(Recorded data)

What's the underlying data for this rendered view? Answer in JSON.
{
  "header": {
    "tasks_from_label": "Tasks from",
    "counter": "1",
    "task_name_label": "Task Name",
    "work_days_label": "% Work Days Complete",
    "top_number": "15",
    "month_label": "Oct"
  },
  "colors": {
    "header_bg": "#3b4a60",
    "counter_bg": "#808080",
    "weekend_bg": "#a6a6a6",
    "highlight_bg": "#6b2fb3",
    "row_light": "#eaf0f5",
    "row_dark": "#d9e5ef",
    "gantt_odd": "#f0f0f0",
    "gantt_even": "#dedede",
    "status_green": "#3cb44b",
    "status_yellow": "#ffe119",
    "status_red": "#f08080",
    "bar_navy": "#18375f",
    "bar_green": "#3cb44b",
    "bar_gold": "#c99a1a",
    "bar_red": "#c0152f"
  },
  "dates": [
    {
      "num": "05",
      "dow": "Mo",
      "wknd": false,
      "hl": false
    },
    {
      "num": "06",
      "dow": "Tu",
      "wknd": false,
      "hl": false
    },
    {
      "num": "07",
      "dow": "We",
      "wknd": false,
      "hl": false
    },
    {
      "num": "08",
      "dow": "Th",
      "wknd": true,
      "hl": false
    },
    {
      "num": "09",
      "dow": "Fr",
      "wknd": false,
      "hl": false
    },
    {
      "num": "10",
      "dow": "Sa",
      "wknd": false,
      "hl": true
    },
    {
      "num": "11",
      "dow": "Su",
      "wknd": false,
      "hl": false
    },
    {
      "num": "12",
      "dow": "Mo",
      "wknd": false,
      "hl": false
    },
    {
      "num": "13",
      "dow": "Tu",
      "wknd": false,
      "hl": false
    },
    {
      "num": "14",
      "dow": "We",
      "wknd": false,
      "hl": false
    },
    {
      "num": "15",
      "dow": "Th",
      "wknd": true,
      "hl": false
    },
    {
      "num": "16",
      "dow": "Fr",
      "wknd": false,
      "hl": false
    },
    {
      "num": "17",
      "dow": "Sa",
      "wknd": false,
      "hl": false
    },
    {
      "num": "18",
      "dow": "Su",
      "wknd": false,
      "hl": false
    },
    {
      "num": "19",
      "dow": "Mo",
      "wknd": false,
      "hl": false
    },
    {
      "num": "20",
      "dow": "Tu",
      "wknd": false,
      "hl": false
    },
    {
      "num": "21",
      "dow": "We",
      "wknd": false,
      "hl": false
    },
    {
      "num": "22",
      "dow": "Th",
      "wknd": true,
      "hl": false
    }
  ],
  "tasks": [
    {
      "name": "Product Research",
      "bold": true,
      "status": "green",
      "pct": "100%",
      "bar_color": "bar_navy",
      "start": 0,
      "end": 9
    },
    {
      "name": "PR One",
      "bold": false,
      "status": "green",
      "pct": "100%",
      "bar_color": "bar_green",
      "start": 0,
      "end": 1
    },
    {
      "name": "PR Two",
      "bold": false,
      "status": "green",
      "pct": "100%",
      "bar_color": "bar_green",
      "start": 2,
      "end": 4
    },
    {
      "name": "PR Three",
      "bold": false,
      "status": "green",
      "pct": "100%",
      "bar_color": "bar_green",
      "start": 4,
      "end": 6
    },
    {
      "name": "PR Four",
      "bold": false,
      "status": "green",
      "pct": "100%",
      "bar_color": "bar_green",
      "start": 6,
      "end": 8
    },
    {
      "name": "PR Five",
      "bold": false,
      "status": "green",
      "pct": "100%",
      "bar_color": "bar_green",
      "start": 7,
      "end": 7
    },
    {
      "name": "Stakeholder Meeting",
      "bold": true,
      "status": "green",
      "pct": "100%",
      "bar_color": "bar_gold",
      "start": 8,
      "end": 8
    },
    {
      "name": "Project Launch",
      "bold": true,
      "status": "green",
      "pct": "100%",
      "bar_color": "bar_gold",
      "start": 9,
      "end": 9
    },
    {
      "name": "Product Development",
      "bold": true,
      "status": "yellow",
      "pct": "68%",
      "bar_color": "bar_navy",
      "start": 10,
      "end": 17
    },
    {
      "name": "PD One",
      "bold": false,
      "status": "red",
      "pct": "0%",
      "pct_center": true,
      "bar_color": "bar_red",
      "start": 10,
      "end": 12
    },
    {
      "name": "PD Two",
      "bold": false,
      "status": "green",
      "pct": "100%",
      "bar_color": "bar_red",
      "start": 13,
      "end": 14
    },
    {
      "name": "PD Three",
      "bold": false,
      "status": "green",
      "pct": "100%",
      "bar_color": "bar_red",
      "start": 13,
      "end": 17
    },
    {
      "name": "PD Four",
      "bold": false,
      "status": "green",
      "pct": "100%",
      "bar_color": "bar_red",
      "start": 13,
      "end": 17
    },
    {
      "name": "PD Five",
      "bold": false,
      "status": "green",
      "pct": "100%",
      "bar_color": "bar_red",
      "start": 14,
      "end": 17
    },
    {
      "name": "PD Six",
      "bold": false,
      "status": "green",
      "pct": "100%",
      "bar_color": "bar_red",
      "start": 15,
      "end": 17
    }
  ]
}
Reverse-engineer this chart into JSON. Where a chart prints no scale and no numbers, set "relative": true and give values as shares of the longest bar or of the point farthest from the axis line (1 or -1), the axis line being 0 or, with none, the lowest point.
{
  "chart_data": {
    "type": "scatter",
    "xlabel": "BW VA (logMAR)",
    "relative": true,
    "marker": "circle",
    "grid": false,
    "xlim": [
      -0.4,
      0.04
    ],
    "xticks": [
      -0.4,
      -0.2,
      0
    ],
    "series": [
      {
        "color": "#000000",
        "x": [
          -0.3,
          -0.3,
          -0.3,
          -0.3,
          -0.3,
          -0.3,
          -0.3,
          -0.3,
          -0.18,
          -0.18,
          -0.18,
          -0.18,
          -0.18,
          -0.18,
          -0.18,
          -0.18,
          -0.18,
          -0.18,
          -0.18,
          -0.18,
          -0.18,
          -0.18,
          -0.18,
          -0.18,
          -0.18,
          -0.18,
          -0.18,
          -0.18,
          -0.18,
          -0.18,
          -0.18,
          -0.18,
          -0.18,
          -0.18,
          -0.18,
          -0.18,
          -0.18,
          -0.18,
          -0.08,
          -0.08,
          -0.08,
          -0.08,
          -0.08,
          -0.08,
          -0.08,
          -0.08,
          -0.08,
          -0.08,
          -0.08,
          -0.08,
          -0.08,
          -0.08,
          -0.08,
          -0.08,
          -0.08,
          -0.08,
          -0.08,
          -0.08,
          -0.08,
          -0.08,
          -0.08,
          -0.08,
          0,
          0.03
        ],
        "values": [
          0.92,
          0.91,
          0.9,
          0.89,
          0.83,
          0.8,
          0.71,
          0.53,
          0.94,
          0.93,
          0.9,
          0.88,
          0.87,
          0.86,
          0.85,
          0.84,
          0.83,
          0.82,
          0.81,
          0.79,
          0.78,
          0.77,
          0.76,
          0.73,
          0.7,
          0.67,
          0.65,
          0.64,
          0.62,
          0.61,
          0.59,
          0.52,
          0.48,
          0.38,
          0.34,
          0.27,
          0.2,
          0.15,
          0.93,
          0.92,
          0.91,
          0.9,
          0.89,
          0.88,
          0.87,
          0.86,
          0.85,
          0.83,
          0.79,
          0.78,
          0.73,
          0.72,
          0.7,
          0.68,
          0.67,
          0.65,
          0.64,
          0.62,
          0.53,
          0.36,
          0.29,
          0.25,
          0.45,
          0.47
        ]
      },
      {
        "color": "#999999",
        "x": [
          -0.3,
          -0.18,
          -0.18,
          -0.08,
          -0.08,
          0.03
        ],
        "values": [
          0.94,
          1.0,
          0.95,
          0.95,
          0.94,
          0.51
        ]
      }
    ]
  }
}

> **Objective**: Print the material above once more, exactly.

> **Exercise output**:
What's the underlying data for this rendered view? Answer in JSON.
{
  "header": {
    "tasks_from_label": "Tasks from",
    "counter": "1",
    "task_name_label": "Task Name",
    "work_days_label": "% Work Days Complete",
    "top_number": "15",
    "month_label": "Oct"
  },
  "colors": {
    "header_bg": "#3b4a60",
    "counter_bg": "#808080",
    "weekend_bg": "#a6a6a6",
    "highlight_bg": "#6b2fb3",
    "row_light": "#eaf0f5",
    "row_dark": "#d9e5ef",
    "gantt_odd": "#f0f0f0",
    "gantt_even": "#dedede",
    "status_green": "#3cb44b",
    "status_yellow": "#ffe119",
    "status_red": "#f08080",
    "bar_navy": "#18375f",
    "bar_green": "#3cb44b",
    "bar_gold": "#c99a1a",
    "bar_red": "#c0152f"
  },
  "dates": [
    {
      "num": "05",
      "dow": "Mo",
      "wknd": false,
      "hl": false
    },
    {
      "num": "06",
      "dow": "Tu",
      "wknd": false,
      "hl": false
    },
    {
      "num": "07",
      "dow": "We",
      "wknd": false,
      "hl": false
    },
    {
      "num": "08",
      "dow": "Th",
      "wknd": true,
      "hl": false
    },
    {
      "num": "09",
      "dow": "Fr",
      "wknd": false,
      "hl": false
    },
    {
      "num": "10",
      "dow": "Sa",
      "wknd": false,
      "hl": true
    },
    {
      "num": "11",
      "dow": "Su",
      "wknd": false,
      "hl": false
    },
    {
      "num": "12",
      "dow": "Mo",
      "wknd": false,
      "hl": false
    },
    {
      "num": "13",
      "dow": "Tu",
      "wknd": false,
      "hl": false
    },
    {
      "num": "14",
      "dow": "We",
      "wknd": false,
      "hl": false
    },
    {
      "num": "15",
      "dow": "Th",
      "wknd": true,
      "hl": false
    },
    {
      "num": "16",
      "dow": "Fr",
      "wknd": false,
      "hl": false
    },
    {
      "num": "17",
      "dow": "Sa",
      "wknd": false,
      "hl": false
    },
    {
      "num": "18",
      "dow": "Su",
      "wknd": false,
      "hl": false
    },
    {
      "num": "19",
      "dow": "Mo",
      "wknd": false,
      "hl": false
    },
    {
      "num": "20",
      "dow": "Tu",
      "wknd": false,
      "hl": false
    },
    {
      "num": "21",
      "dow": "We",
      "wknd": false,
      "hl": false
    },
    {
      "num": "22",
      "dow": "Th",
      "wknd": true,
      "hl": false
    }
  ],
  "tasks": [
    {
      "name": "Product Research",
      "bold": true,
      "status": "green",
      "pct": "100%",
      "bar_color": "bar_navy",
      "start": 0,
      "end": 9
    },
    {
      "name": "PR One",
      "bold": false,
      "status": "green",
      "pct": "100%",
      "bar_color": "bar_green",
      "start": 0,
      "end": 1
    },
    {
      "name": "PR Two",
      "bold": false,
      "status": "green",
      "pct": "100%",
      "bar_color": "bar_green",
      "start": 2,
      "end": 4
    },
    {
      "name": "PR Three",
      "bold": false,
      "status": "green",
      "pct": "100%",
      "bar_color": "bar_green",
      "start": 4,
      "end": 6
    },
    {
      "name": "PR Four",
      "bold": false,
      "status": "green",
      "pct": "100%",
      "bar_color": "bar_green",
      "start": 6,
      "end": 8
    },
    {
      "name": "PR Five",
      "bold": false,
      "status": "green",
      "pct": "100%",
      "bar_color": "bar_green",
      "start": 7,
      "end": 7
    },
    {
      "name": "Stakeholder Meeting",
      "bold": true,
      "status": "green",
      "pct": "100%",
      "bar_color": "bar_gold",
      "start": 8,
      "end": 8
    },
    {
      "name": "Project Launch",
      "bold": true,
      "status": "green",
      "pct": "100%",
      "bar_color": "bar_gold",
      "start": 9,
      "end": 9
    },
    {
      "name": "Product Development",
      "bold": true,
      "status": "yellow",
      "pct": "68%",
      "bar_color": "bar_navy",
      "start": 10,
      "end": 17
    },
    {
      "name": "PD One",
      "bold": false,
      "status": "red",
      "pct": "0%",
      "pct_center": true,
      "bar_color": "bar_red",
      "start": 10,
      "end": 12
    },
    {
      "name": "PD Two",
      "bold": false,
      "status": "green",
      "pct": "100%",
      "bar_color": "bar_red",
      "start": 13,
      "end": 14
    },
    {
      "name": "PD Three",
      "bold": false,
      "status": "green",
      "pct": "100%",
      "bar_color": "bar_red",
      "start": 13,
      "end": 17
    },
    {
      "name": "PD Four",
      "bold": false,
      "status": "green",
      "pct": "100%",
      "bar_color": "bar_red",
      "start": 13,
      "end": 17
    },
    {
      "name": "PD Five",
      "bold": false,
      "status": "green",
      "pct": "100%",
      "bar_color": "bar_red",
      "start": 14,
      "end": 17
    },
    {
      "name": "PD Six",
      "bold": false,
      "status": "green",
      "pct": "100%",
      "bar_color": "bar_red",
      "start": 15,
      "end": 17
    }
  ]
}
Reverse-engineer this chart into JSON. Where a chart prints no scale and no numbers, set "relative": true and give values as shares of the longest bar or of the point farthest from the axis line (1 or -1), the axis line being 0 or, with none, the lowest point.
{
  "chart_data": {
    "type": "scatter",
    "xlabel": "BW VA (logMAR)",
    "relative": true,
    "marker": "circle",
    "grid": false,
    "xlim": [
      -0.4,
      0.04
    ],
    "xticks": [
      -0.4,
      -0.2,
      0
    ],
    "series": [
      {
        "color": "#000000",
        "x": [
          -0.3,
          -0.3,
          -0.3,
          -0.3,
          -0.3,
          -0.3,
          -0.3,
          -0.3,
          -0.18,
          -0.18,
          -0.18,
          -0.18,
          -0.18,
          -0.18,
          -0.18,
          -0.18,
          -0.18,
          -0.18,
          -0.18,
          -0.18,
          -0.18,
          -0.18,
          -0.18,
          -0.18,
          -0.18,
          -0.18,
          -0.18,
          -0.18,
          -0.18,
          -0.18,
          -0.18,
          -0.18,
          -0.18,
          -0.18,
          -0.18,
          -0.18,
          -0.18,
          -0.18,
          -0.08,
          -0.08,
          -0.08,
          -0.08,
          -0.08,
          -0.08,
          -0.08,
          -0.08,
          -0.08,
          -0.08,
          -0.08,
          -0.08,
          -0.08,
          -0.08,
          -0.08,
          -0.08,
          -0.08,
          -0.08,
          -0.08,
          -0.08,
          -0.08,
          -0.08,
          -0.08,
          -0.08,
          0,
          0.03
        ],
        "values": [
          0.92,
          0.91,
          0.9,
          0.89,
          0.83,
          0.8,
          0.71,
          0.53,
          0.94,
          0.93,
          0.9,
          0.88,
          0.87,
          0.86,
          0.85,
          0.84,
          0.83,
          0.82,
          0.81,
          0.79,
          0.78,
          0.77,
          0.76,
          0.73,
          0.7,
          0.67,
          0.65,
          0.64,
          0.62,
          0.61,
          0.59,
          0.52,
          0.48,
          0.38,
          0.34,
          0.27,
          0.2,
          0.15,
          0.93,
          0.92,
          0.91,
          0.9,
          0.89,
          0.88,
          0.87,
          0.86,
          0.85,
          0.83,
          0.79,
          0.78,
          0.73,
          0.72,
          0.7,
          0.68,
          0.67,
          0.65,
          0.64,
          0.62,
          0.53,
          0.36,
          0.29,
          0.25,
          0.45,
          0.47
        ]
      },
      {
        "color": "#999999",
        "x": [
          -0.3,
          -0.18,
          -0.18,
          -0.08,
          -0.08,
          0.03
        ],
        "values": [
          0.94,
          1.0,
          0.95,
          0.95,
          0.94,
          0.51
        ]
      }
    ]
  }
}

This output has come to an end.